(Stored data)
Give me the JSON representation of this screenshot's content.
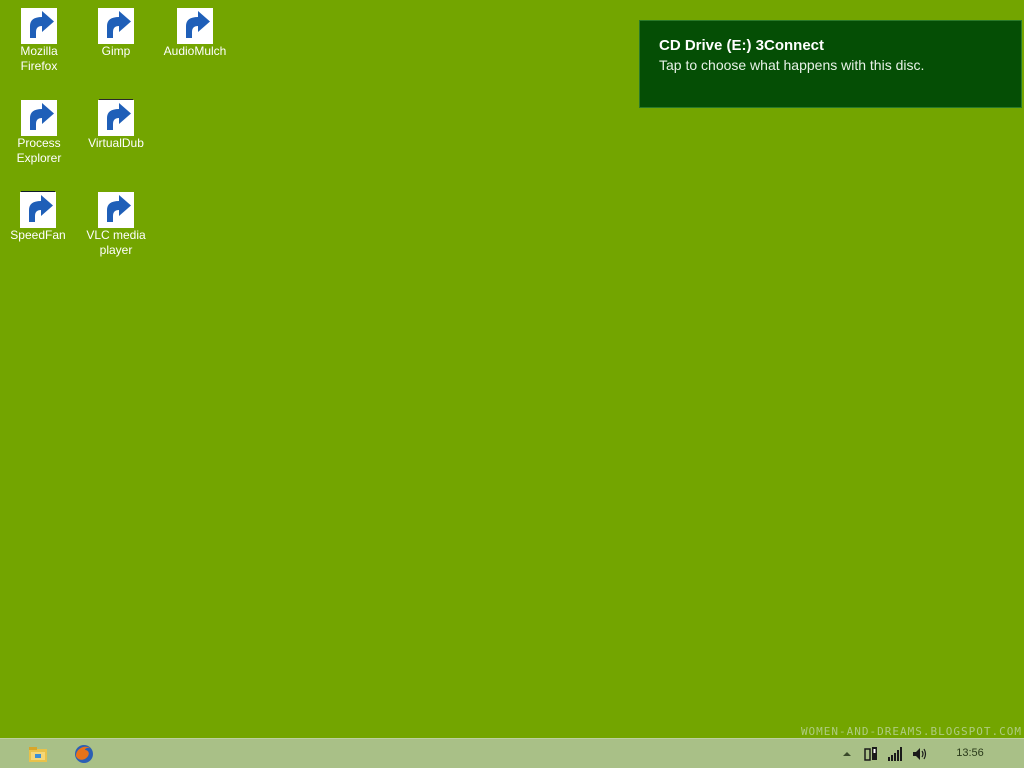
{
  "desktop": {
    "background": "#73a500",
    "icons": [
      {
        "label": "Mozilla\nFirefox",
        "icon": "firefox-icon"
      },
      {
        "label": "Gimp",
        "icon": "gimp-icon"
      },
      {
        "label": "AudioMulch",
        "icon": "audiomulch-icon"
      },
      {
        "label": "Process\nExplorer",
        "icon": "process-explorer-icon"
      },
      {
        "label": "VirtualDub",
        "icon": "virtualdub-icon"
      },
      {
        "label": "SpeedFan",
        "icon": "speedfan-icon"
      },
      {
        "label": "VLC media\nplayer",
        "icon": "vlc-icon"
      }
    ]
  },
  "notification": {
    "title": "CD Drive (E:) 3Connect",
    "body": "Tap to choose what happens with this disc."
  },
  "watermark": "WOMEN-AND-DREAMS.BLOGSPOT.COM",
  "taskbar": {
    "background": "#a9c087",
    "pinned": [
      "file-explorer-icon",
      "firefox-icon"
    ],
    "tray_icons": [
      "chevron-up-icon",
      "network-adapter-icon",
      "signal-bars-icon",
      "speaker-icon"
    ],
    "clock": "13:56"
  }
}
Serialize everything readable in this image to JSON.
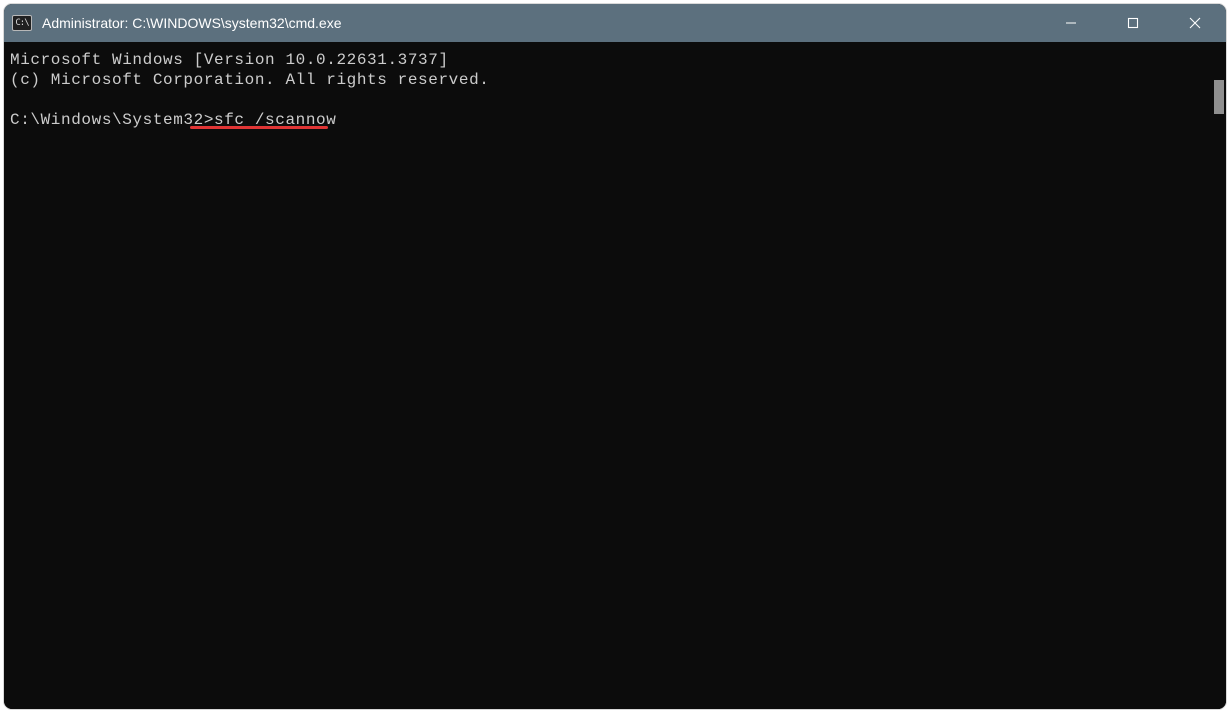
{
  "window": {
    "title": "Administrator: C:\\WINDOWS\\system32\\cmd.exe"
  },
  "terminal": {
    "line1": "Microsoft Windows [Version 10.0.22631.3737]",
    "line2": "(c) Microsoft Corporation. All rights reserved.",
    "blank": "",
    "prompt": "C:\\Windows\\System32>",
    "command": "sfc /scannow"
  },
  "annotation": {
    "underline_color": "#e03535"
  }
}
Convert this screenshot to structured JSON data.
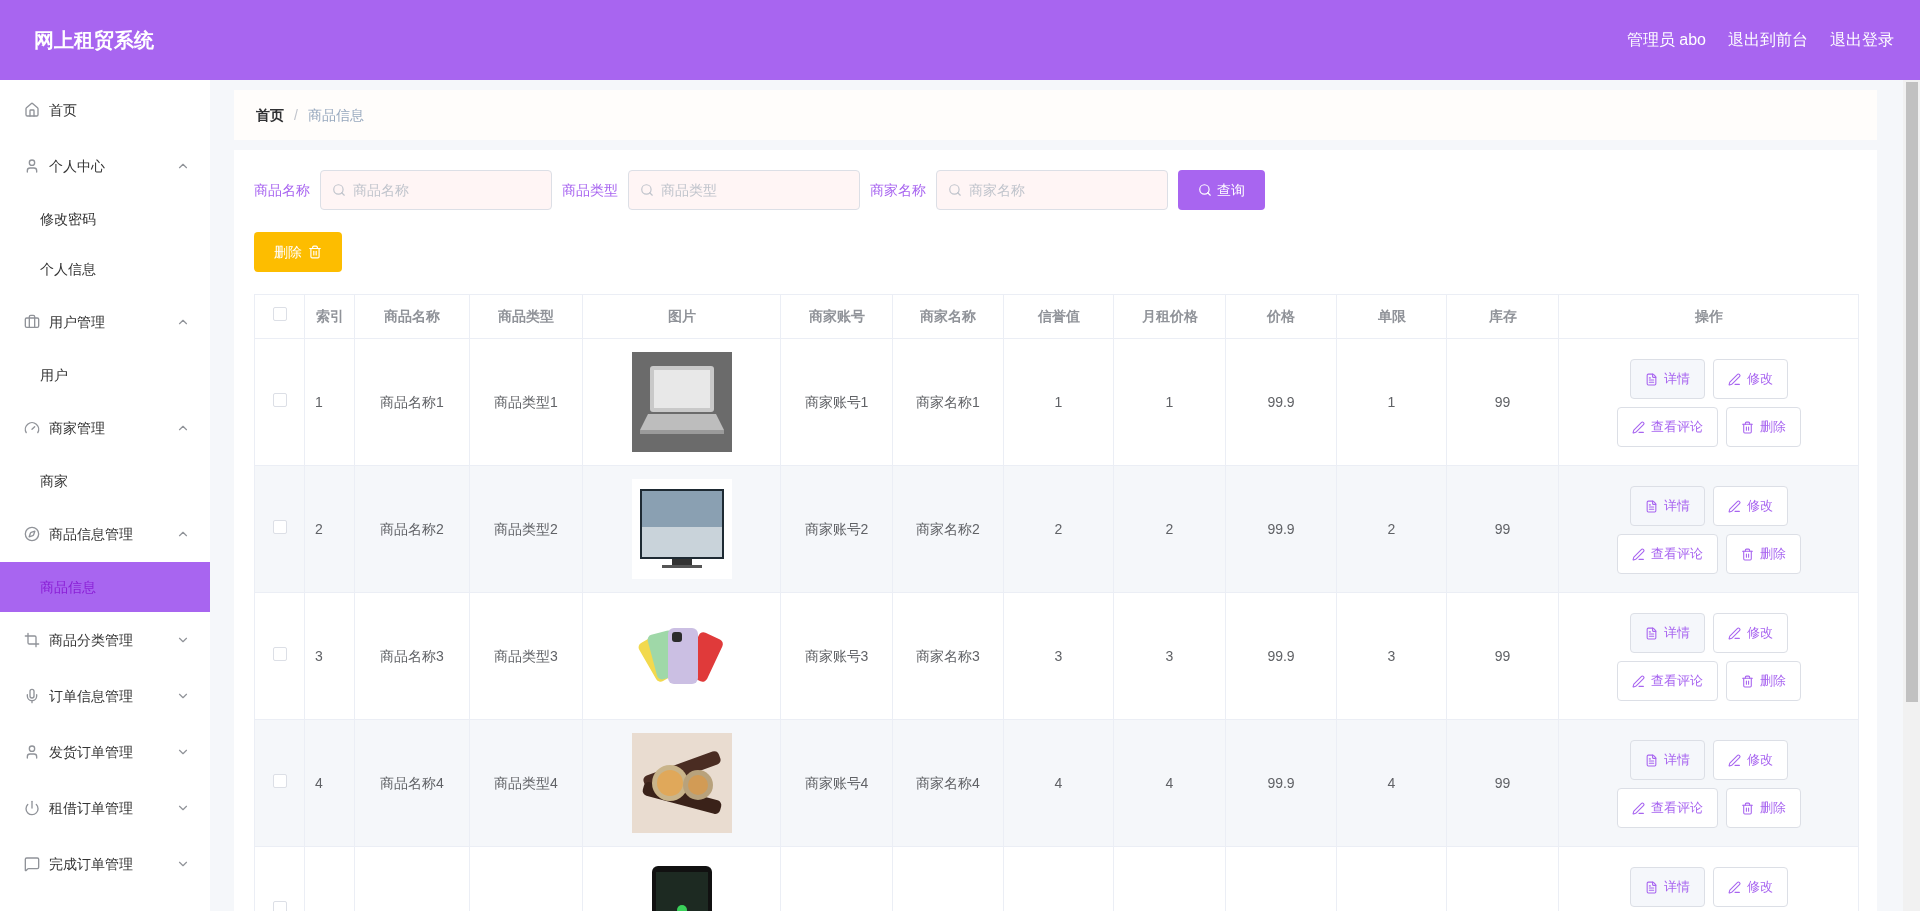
{
  "header": {
    "title": "网上租贸系统",
    "links": [
      "管理员 abo",
      "退出到前台",
      "退出登录"
    ]
  },
  "sidebar": {
    "items": [
      {
        "label": "首页",
        "kind": "link"
      },
      {
        "label": "个人中心",
        "kind": "group",
        "expanded": true,
        "children": [
          {
            "label": "修改密码",
            "selected": false
          },
          {
            "label": "个人信息",
            "selected": false
          }
        ]
      },
      {
        "label": "用户管理",
        "kind": "group",
        "expanded": true,
        "children": [
          {
            "label": "用户",
            "selected": false
          }
        ]
      },
      {
        "label": "商家管理",
        "kind": "group",
        "expanded": true,
        "children": [
          {
            "label": "商家",
            "selected": false
          }
        ]
      },
      {
        "label": "商品信息管理",
        "kind": "group",
        "expanded": true,
        "children": [
          {
            "label": "商品信息",
            "selected": true
          }
        ]
      },
      {
        "label": "商品分类管理",
        "kind": "group",
        "expanded": false
      },
      {
        "label": "订单信息管理",
        "kind": "group",
        "expanded": false
      },
      {
        "label": "发货订单管理",
        "kind": "group",
        "expanded": false
      },
      {
        "label": "租借订单管理",
        "kind": "group",
        "expanded": false
      },
      {
        "label": "完成订单管理",
        "kind": "group",
        "expanded": false
      }
    ]
  },
  "breadcrumb": {
    "items": [
      "首页",
      "商品信息"
    ],
    "separator": "/"
  },
  "search": {
    "fields": [
      {
        "label": "商品名称",
        "placeholder": "商品名称"
      },
      {
        "label": "商品类型",
        "placeholder": "商品类型"
      },
      {
        "label": "商家名称",
        "placeholder": "商家名称"
      }
    ],
    "button": "查询"
  },
  "delete_button": "删除",
  "table": {
    "all_checked": false,
    "columns": [
      "索引",
      "商品名称",
      "商品类型",
      "图片",
      "商家账号",
      "商家名称",
      "信誉值",
      "月租价格",
      "价格",
      "单限",
      "库存",
      "操作"
    ],
    "rows": [
      {
        "checked": false,
        "cells": [
          "1",
          "商品名称1",
          "商品类型1",
          "",
          "商家账号1",
          "商家名称1",
          "1",
          "1",
          "99.9",
          "1",
          "99"
        ],
        "image": {
          "kind": "picture"
        },
        "actions": [
          "详情",
          "修改",
          "查看评论",
          "删除"
        ]
      },
      {
        "checked": false,
        "cells": [
          "2",
          "商品名称2",
          "商品类型2",
          "",
          "商家账号2",
          "商家名称2",
          "2",
          "2",
          "99.9",
          "2",
          "99"
        ],
        "image": {
          "kind": "picture"
        },
        "actions": [
          "详情",
          "修改",
          "查看评论",
          "删除"
        ]
      },
      {
        "checked": false,
        "cells": [
          "3",
          "商品名称3",
          "商品类型3",
          "",
          "商家账号3",
          "商家名称3",
          "3",
          "3",
          "99.9",
          "3",
          "99"
        ],
        "image": {
          "kind": "picture"
        },
        "actions": [
          "详情",
          "修改",
          "查看评论",
          "删除"
        ]
      },
      {
        "checked": false,
        "cells": [
          "4",
          "商品名称4",
          "商品类型4",
          "",
          "商家账号4",
          "商家名称4",
          "4",
          "4",
          "99.9",
          "4",
          "99"
        ],
        "image": {
          "kind": "picture"
        },
        "actions": [
          "详情",
          "修改",
          "查看评论",
          "删除"
        ]
      },
      {
        "checked": false,
        "image": {
          "kind": "picture"
        },
        "actions": [
          "详情",
          "修改"
        ]
      }
    ]
  }
}
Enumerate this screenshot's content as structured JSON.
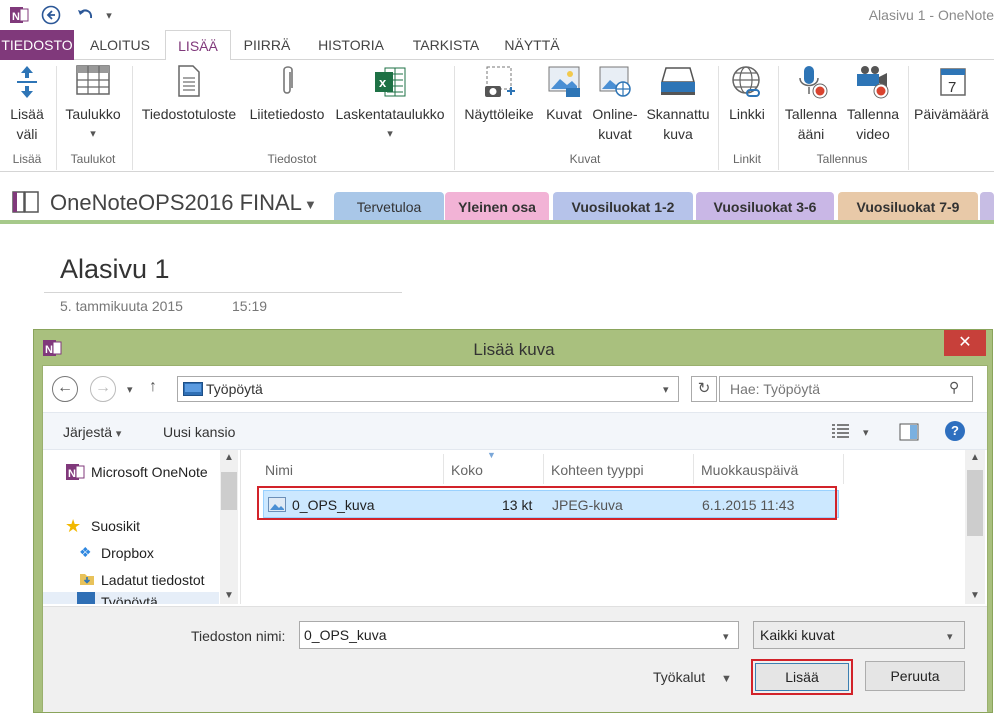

▶ _Directions for this task_
All records must be output exactly as they are, except for the pictures, which are left out.

▶ _Written answer_
Give me the JSON representation of this screenshot's content.
{
  "desktop": {
    "background": "#73a500",
    "icons": [
      {
        "label": "Mozilla\nFirefox",
        "icon": "firefox-icon"
      },
      {
        "label": "Gimp",
        "icon": "gimp-icon"
      },
      {
        "label": "AudioMulch",
        "icon": "audiomulch-icon"
      },
      {
        "label": "Process\nExplorer",
        "icon": "process-explorer-icon"
      },
      {
        "label": "VirtualDub",
        "icon": "virtualdub-icon"
      },
      {
        "label": "SpeedFan",
        "icon": "speedfan-icon"
      },
      {
        "label": "VLC media\nplayer",
        "icon": "vlc-icon"
      }
    ]
  },
  "notification": {
    "title": "CD Drive (E:) 3Connect",
    "body": "Tap to choose what happens with this disc."
  },
  "watermark": "WOMEN-AND-DREAMS.BLOGSPOT.COM",
  "taskbar": {
    "background": "#a9c087",
    "pinned": [
      "file-explorer-icon",
      "firefox-icon"
    ],
    "tray_icons": [
      "chevron-up-icon",
      "network-adapter-icon",
      "signal-bars-icon",
      "speaker-icon"
    ],
    "clock": "13:56"
  }
}
Serialize everything readable in this image to JSON.
{
  "window": {
    "title": "Administrator: C:\\WINDOWS\\system32\\cmd.exe"
  },
  "terminal": {
    "line1": "Microsoft Windows [Version 10.0.22631.3737]",
    "line2": "(c) Microsoft Corporation. All rights reserved.",
    "blank": "",
    "prompt": "C:\\Windows\\System32>",
    "command": "sfc /scannow"
  },
  "annotation": {
    "underline_color": "#e03535"
  }
}
Convert this screenshot to structured JSON data.
{
  "header": {
    "title": "网上租贸系统",
    "links": [
      "管理员 abo",
      "退出到前台",
      "退出登录"
    ]
  },
  "sidebar": {
    "items": [
      {
        "label": "首页",
        "kind": "link"
      },
      {
        "label": "个人中心",
        "kind": "group",
        "expanded": true,
        "children": [
          {
            "label": "修改密码",
            "selected": false
          },
          {
            "label": "个人信息",
            "selected": false
          }
        ]
      },
      {
        "label": "用户管理",
        "kind": "group",
        "expanded": true,
        "children": [
          {
            "label": "用户",
            "selected": false
          }
        ]
      },
      {
        "label": "商家管理",
        "kind": "group",
        "expanded": true,
        "children": [
          {
            "label": "商家",
            "selected": false
          }
        ]
      },
      {
        "label": "商品信息管理",
        "kind": "group",
        "expanded": true,
        "children": [
          {
            "label": "商品信息",
            "selected": true
          }
        ]
      },
      {
        "label": "商品分类管理",
        "kind": "group",
        "expanded": false
      },
      {
        "label": "订单信息管理",
        "kind": "group",
        "expanded": false
      },
      {
        "label": "发货订单管理",
        "kind": "group",
        "expanded": false
      },
      {
        "label": "租借订单管理",
        "kind": "group",
        "expanded": false
      },
      {
        "label": "完成订单管理",
        "kind": "group",
        "expanded": false
      }
    ]
  },
  "breadcrumb": {
    "items": [
      "首页",
      "商品信息"
    ],
    "separator": "/"
  },
  "search": {
    "fields": [
      {
        "label": "商品名称",
        "placeholder": "商品名称"
      },
      {
        "label": "商品类型",
        "placeholder": "商品类型"
      },
      {
        "label": "商家名称",
        "placeholder": "商家名称"
      }
    ],
    "button": "查询"
  },
  "delete_button": "删除",
  "table": {
    "all_checked": false,
    "columns": [
      "索引",
      "商品名称",
      "商品类型",
      "图片",
      "商家账号",
      "商家名称",
      "信誉值",
      "月租价格",
      "价格",
      "单限",
      "库存",
      "操作"
    ],
    "rows": [
      {
        "checked": false,
        "cells": [
          "1",
          "商品名称1",
          "商品类型1",
          "",
          "商家账号1",
          "商家名称1",
          "1",
          "1",
          "99.9",
          "1",
          "99"
        ],
        "image": {
          "kind": "picture"
        },
        "actions": [
          "详情",
          "修改",
          "查看评论",
          "删除"
        ]
      },
      {
        "checked": false,
        "cells": [
          "2",
          "商品名称2",
          "商品类型2",
          "",
          "商家账号2",
          "商家名称2",
          "2",
          "2",
          "99.9",
          "2",
          "99"
        ],
        "image": {
          "kind": "picture"
        },
        "actions": [
          "详情",
          "修改",
          "查看评论",
          "删除"
        ]
      },
      {
        "checked": false,
        "cells": [
          "3",
          "商品名称3",
          "商品类型3",
          "",
          "商家账号3",
          "商家名称3",
          "3",
          "3",
          "99.9",
          "3",
          "99"
        ],
        "image": {
          "kind": "picture"
        },
        "actions": [
          "详情",
          "修改",
          "查看评论",
          "删除"
        ]
      },
      {
        "checked": false,
        "cells": [
          "4",
          "商品名称4",
          "商品类型4",
          "",
          "商家账号4",
          "商家名称4",
          "4",
          "4",
          "99.9",
          "4",
          "99"
        ],
        "image": {
          "kind": "picture"
        },
        "actions": [
          "详情",
          "修改",
          "查看评论",
          "删除"
        ]
      },
      {
        "checked": false,
        "image": {
          "kind": "picture"
        },
        "actions": [
          "详情",
          "修改"
        ]
      }
    ]
  }
}
Enumerate this screenshot's content as structured JSON.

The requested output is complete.